▶ [Extrait]:
Mi-décembre à l’Aéroclub Alpin, comme dans beaucoup de clubs en France, on se demande toujours vers quelle destination se tourner. Les envies proposent, et la météo dispose ! On en vient à refaire toujours un peu les mêmes vols, un petit tour vers Serre-Ponçon, Sisteron, voire vers les Écrins. Vers Grenoble, ça parait bien aléatoire, le sud pas forcément clément non plus, la vallée du Rhône et son Mistral…Enfin, pour être franc, il fait très beau ici… c’est ailleurs que c’est compliqué! A Gap, on a de sacrés problèmes de choix ! Une autre solution, lever le nez…pour visiter le massif le plus proche de Gap !
Un vol en particulier reste toujours mémorable, peu importe la saison. C’est de monter (en avion, vous me direz, on descend rarement en début de vol…😂!) sur le pic de Bure.
Massif du Dévoluy, au Nord-ouest de Gap, une falaise mythique, une montagne que l’on voit depuis la traversée Corse/continent, avec son fameux profil d’humain, vu depuis le Sud.
Ce pic comporte à son sommet ( 2500m) un plateau où a été installé, dans les années 80, un observatoire astronomique reconnu dans le monde entier. L’Institut de RadioAstronomie Millimétrique ( toujours étonnant de parler de millimètre pour explorer les confins de l’Univers…), l’IRAM donc (basé à Grenoble et intégré au consortium international Évent Horizon Télescope) gère un interféromètre millimétrique composé de 12 paraboles, appelé NOema (NOrthern Extended Millimetric Array) depuis 2014.
Ces paraboles de 15m de diamètre sont synchronisées pour observer un point précis de la voûte céleste. Un ordinateur extrêmement puissant va corréler les signaux des ondes millimétriques (1,3mm soit 230 gigahertz) pour produire des images exceptionnelles. Bure est l’observatoire, avec un autre télescope de 30m, qui a permis de révéler la première image d’un trou noir, en 2019.
L’avion réservé, la météo semble clémente car nous voulons y faire quelques images…mais en lumière visible! 120cv à deux, température polaire, on en peut pas espérer un taux de montée dingue, mais cela nous permet de longer les parois abrupts de ce massif, à la recherche de la moindre pompe, au soleil de ce milieu d’après midi, à l’écoute 130.00, la fréquence montagne.

▶ [Listing fourni]:
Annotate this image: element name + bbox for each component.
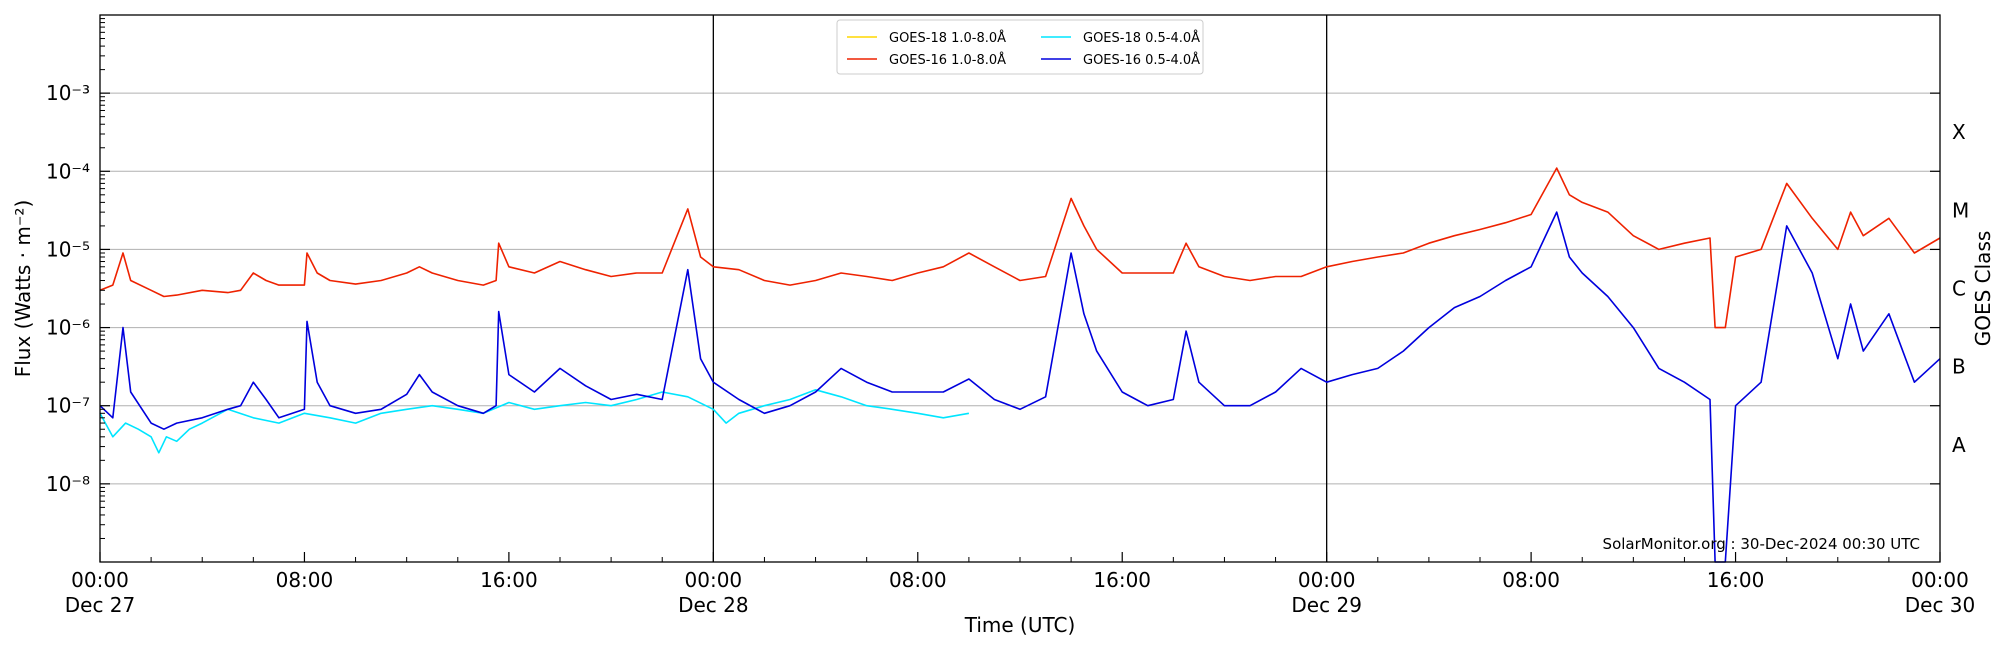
x-tick-date-label: Dec 28 bbox=[678, 593, 749, 617]
series-line bbox=[99, 167, 1941, 329]
x-tick-label: 08:00 bbox=[276, 568, 334, 592]
y-tick-label: 10⁻⁴ bbox=[46, 159, 90, 183]
x-tick-label: 00:00 bbox=[1298, 568, 1356, 592]
x-tick-label: 16:00 bbox=[480, 568, 538, 592]
x-tick-date-label: Dec 29 bbox=[1291, 593, 1362, 617]
x-tick-label: 00:00 bbox=[71, 568, 129, 592]
goes-class-label: X bbox=[1952, 120, 1966, 144]
y-axis-right-label: GOES Class bbox=[1971, 231, 1995, 347]
legend-label: GOES-16 1.0-8.0Å bbox=[889, 52, 1006, 68]
x-tick-label: 08:00 bbox=[889, 568, 947, 592]
goes-class-label: B bbox=[1952, 355, 1966, 379]
goes-class-label: M bbox=[1952, 198, 1969, 222]
y-tick-label: 10⁻⁸ bbox=[46, 472, 90, 496]
credit-text: SolarMonitor.org : 30-Dec-2024 00:30 UTC bbox=[1603, 535, 1920, 553]
goes-class-label: A bbox=[1952, 433, 1966, 457]
x-tick-date-label: Dec 27 bbox=[65, 593, 136, 617]
series-line bbox=[99, 389, 970, 454]
x-tick-date-label: Dec 30 bbox=[1905, 593, 1976, 617]
y-axis-label: Flux (Watts · m⁻²) bbox=[11, 200, 35, 378]
y-tick-label: 10⁻⁷ bbox=[46, 394, 90, 418]
y-tick-label: 10⁻⁵ bbox=[46, 237, 90, 261]
y-tick-label: 10⁻⁶ bbox=[46, 316, 90, 340]
x-tick-label: 00:00 bbox=[1911, 568, 1969, 592]
legend-label: GOES-18 0.5-4.0Å bbox=[1083, 30, 1200, 46]
x-tick-label: 16:00 bbox=[1093, 568, 1151, 592]
y-tick-label: 10⁻³ bbox=[46, 81, 90, 105]
x-tick-label: 00:00 bbox=[685, 568, 743, 592]
legend: GOES-18 1.0-8.0Å GOES-16 1.0-8.0Å GOES-18 … bbox=[836, 19, 1204, 75]
x-tick-label: 08:00 bbox=[1502, 568, 1560, 592]
legend-label: GOES-18 1.0-8.0Å bbox=[889, 30, 1006, 46]
goes-class-label: C bbox=[1952, 277, 1966, 301]
plot-frame bbox=[99, 14, 1941, 563]
x-tick-label: 16:00 bbox=[1707, 568, 1765, 592]
x-axis-label: Time (UTC) bbox=[964, 613, 1076, 637]
legend-box bbox=[836, 19, 1204, 75]
grid-layer bbox=[100, 15, 1940, 562]
series-line bbox=[99, 211, 1941, 563]
series-layer bbox=[99, 167, 1941, 563]
legend-label: GOES-16 0.5-4.0Å bbox=[1083, 52, 1200, 68]
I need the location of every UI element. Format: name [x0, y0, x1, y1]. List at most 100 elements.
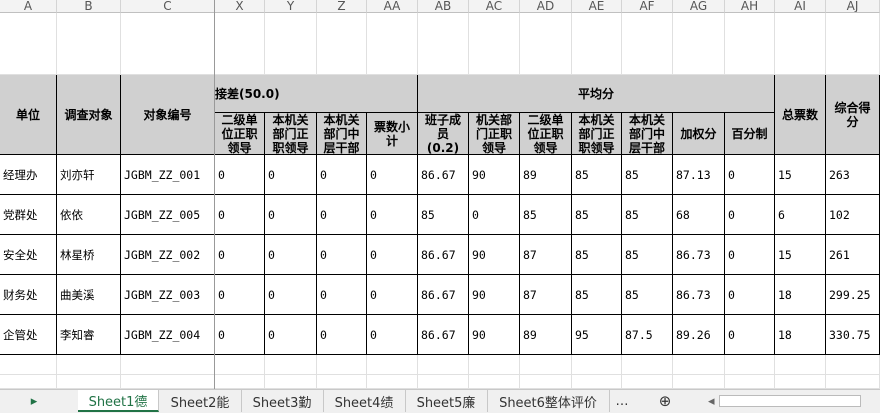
- data-cell: JGBM_ZZ_004: [121, 315, 215, 355]
- sub-header-cell: 本机关部门正职领导: [265, 113, 317, 155]
- sheet-tab[interactable]: Sheet5廉: [405, 390, 488, 412]
- header-cell: 接差(50.0): [215, 75, 418, 113]
- empty-cell: [520, 375, 572, 389]
- data-cell: 85: [622, 235, 673, 275]
- data-cell: 0: [367, 315, 418, 355]
- column-letter[interactable]: AA: [367, 0, 418, 13]
- empty-cell: [725, 375, 775, 389]
- column-letter[interactable]: B: [57, 0, 121, 13]
- sheet-tab[interactable]: Sheet2能: [159, 390, 242, 412]
- scrollbar[interactable]: ◂: [708, 390, 880, 412]
- empty-cell: [418, 13, 469, 75]
- sub-header-cell: 班子成员(0.2): [418, 113, 469, 155]
- empty-cell: [469, 355, 520, 375]
- sheet-tab[interactable]: Sheet6整体评价: [487, 390, 610, 412]
- data-cell: 87.5: [622, 315, 673, 355]
- column-letter[interactable]: A: [0, 0, 57, 13]
- data-cell: 李知睿: [57, 315, 121, 355]
- data-cell: 89.26: [673, 315, 725, 355]
- data-cell: 15: [775, 235, 826, 275]
- sub-header-cell: 本机关部门中层干部: [317, 113, 367, 155]
- sheet-tab[interactable]: Sheet1德: [78, 390, 159, 412]
- empty-cell: [826, 355, 880, 375]
- data-cell: 0: [725, 235, 775, 275]
- data-cell: 86.67: [418, 315, 469, 355]
- data-cell: 刘亦轩: [57, 155, 121, 195]
- data-cell: 299.25: [826, 275, 880, 315]
- data-cell: 曲美溪: [57, 275, 121, 315]
- sheet-tab[interactable]: Sheet4绩: [323, 390, 406, 412]
- more-tabs[interactable]: …: [615, 393, 629, 409]
- data-cell: 86.67: [418, 155, 469, 195]
- data-cell: 86.67: [418, 235, 469, 275]
- empty-cell: [0, 13, 57, 75]
- column-letter[interactable]: AD: [520, 0, 572, 13]
- column-letter[interactable]: C: [121, 0, 215, 13]
- add-sheet[interactable]: ⊕: [658, 392, 672, 410]
- column-letter[interactable]: X: [215, 0, 265, 13]
- data-cell: 0: [215, 235, 265, 275]
- column-letter[interactable]: AG: [673, 0, 725, 13]
- data-cell: 86.67: [418, 275, 469, 315]
- data-cell: 0: [367, 275, 418, 315]
- empty-cell: [622, 13, 673, 75]
- empty-cell: [725, 355, 775, 375]
- column-letter[interactable]: AB: [418, 0, 469, 13]
- data-cell: 85: [622, 195, 673, 235]
- empty-cell: [0, 375, 57, 389]
- empty-cell: [367, 375, 418, 389]
- sub-header-cell: 票数小计: [367, 113, 418, 155]
- empty-cell: [57, 375, 121, 389]
- sheet-tab[interactable]: Sheet3勤: [241, 390, 324, 412]
- empty-cell: [317, 355, 367, 375]
- data-cell: 0: [367, 235, 418, 275]
- empty-cell: [673, 375, 725, 389]
- empty-cell: [673, 13, 725, 75]
- scroll-arrow[interactable]: ▸: [30, 393, 38, 409]
- empty-cell: [572, 355, 622, 375]
- empty-cell: [775, 375, 826, 389]
- empty-cell: [826, 13, 880, 75]
- column-letter[interactable]: Y: [265, 0, 317, 13]
- sub-header-cell: 加权分: [673, 113, 725, 155]
- empty-cell: [418, 355, 469, 375]
- column-letter[interactable]: AJ: [826, 0, 880, 13]
- data-cell: 85: [622, 275, 673, 315]
- sub-header-cell: 机关部门正职领导: [469, 113, 520, 155]
- header-cell: 平均分: [418, 75, 775, 113]
- header-cell: 调查对象: [57, 75, 121, 155]
- empty-cell: [367, 355, 418, 375]
- empty-cell: [673, 355, 725, 375]
- empty-cell: [826, 375, 880, 389]
- column-letter[interactable]: Z: [317, 0, 367, 13]
- data-cell: 0: [215, 195, 265, 235]
- column-letter[interactable]: AF: [622, 0, 673, 13]
- sub-header-cell: 本机关部门中层干部: [622, 113, 673, 155]
- empty-cell: [367, 13, 418, 75]
- column-letter[interactable]: AE: [572, 0, 622, 13]
- empty-cell: [0, 355, 57, 375]
- data-cell: 企管处: [0, 315, 57, 355]
- data-cell: 87: [520, 275, 572, 315]
- data-cell: 经理办: [0, 155, 57, 195]
- empty-cell: [520, 13, 572, 75]
- data-cell: JGBM_ZZ_005: [121, 195, 215, 235]
- column-letter[interactable]: AH: [725, 0, 775, 13]
- data-cell: 102: [826, 195, 880, 235]
- data-cell: 0: [317, 155, 367, 195]
- data-cell: 0: [265, 155, 317, 195]
- column-letter[interactable]: AC: [469, 0, 520, 13]
- sheet-tabs: ▸ … ⊕ ◂ Sheet1德 Sheet2能 Sheet3勤 Sheet4绩 Shee…: [0, 389, 880, 413]
- data-cell: 85: [572, 155, 622, 195]
- data-cell: 0: [265, 275, 317, 315]
- data-cell: 85: [572, 275, 622, 315]
- sub-header-cell: 本机关部门正职领导: [572, 113, 622, 155]
- empty-cell: [121, 355, 215, 375]
- header-cell: 总票数: [775, 75, 826, 155]
- data-cell: 0: [215, 275, 265, 315]
- data-cell: 89: [520, 155, 572, 195]
- column-letter[interactable]: AI: [775, 0, 826, 13]
- empty-cell: [775, 355, 826, 375]
- empty-cell: [317, 13, 367, 75]
- data-cell: 0: [725, 155, 775, 195]
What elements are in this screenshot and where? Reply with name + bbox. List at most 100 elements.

▶ [Consigne écrite A]: Transcrivez à l'identique les lignes du listing comprises entre celle qui contient « - data-cell: JGBM_ZZ_004: [121, 315, 215, 355] » et celle qui contient « - empty-cell: [469, 355, 520, 375] », toutes deux incluses.
▶ [Consigne écrite B]: Reprenez le récit du vol vers le pic de Bure à la suite de la dernière phrase de l'extrait.
L'extrait et le listing forment deux documents distincts.

▶ [Résultat attendu A]:
- data-cell: JGBM_ZZ_004: [121, 315, 215, 355]
- sub-header-cell: 本机关部门正职领导: [265, 113, 317, 155]
- sheet-tab[interactable]: Sheet5廉: [405, 390, 488, 412]
- header-cell: 接差(50.0): [215, 75, 418, 113]
- empty-cell: [520, 375, 572, 389]
- data-cell: 85: [622, 235, 673, 275]
- data-cell: 0: [367, 315, 418, 355]
- column-letter[interactable]: AA: [367, 0, 418, 13]
- empty-cell: [725, 375, 775, 389]
- column-letter[interactable]: B: [57, 0, 121, 13]
- sheet-tab[interactable]: Sheet2能: [159, 390, 242, 412]
- scrollbar[interactable]: ◂: [708, 390, 880, 412]
- empty-cell: [418, 13, 469, 75]
- sub-header-cell: 班子成员(0.2): [418, 113, 469, 155]
- empty-cell: [469, 355, 520, 375]

▶ [Résultat attendu B]:
Deux-trois allers retours en face sud le long de ces éboulis, où s’accrochent les premières neiges, permettent d’aborder en toute sécurité le plateau sommital, tout en évitant les câbles du téléphérique et des remontées mécaniques de la station de Super Dévoluy. L’air est dense, si stable que nous avons l’impression de voler dans du coton.
Les mots n’ont que peu de sens lorsque l’on découvre ce site vu du ciel.
Serge a armé son IPhone 12 et nous tournons autour de NOema, bluffés par la majesté de cet endroit, émus par la lumière irradiant les antennes, admiratifs de l’intelligence déployée par l’espèce humaine à développer de tels instruments, conscients de notre chance de piloter une machine nous permettant la téléportation en quelques minutes depuis notre vallée 6000’ plus bas.
Serge me guide pour tenir un rayon de virage constant, enrouler le site et ainsi produire un film réussi.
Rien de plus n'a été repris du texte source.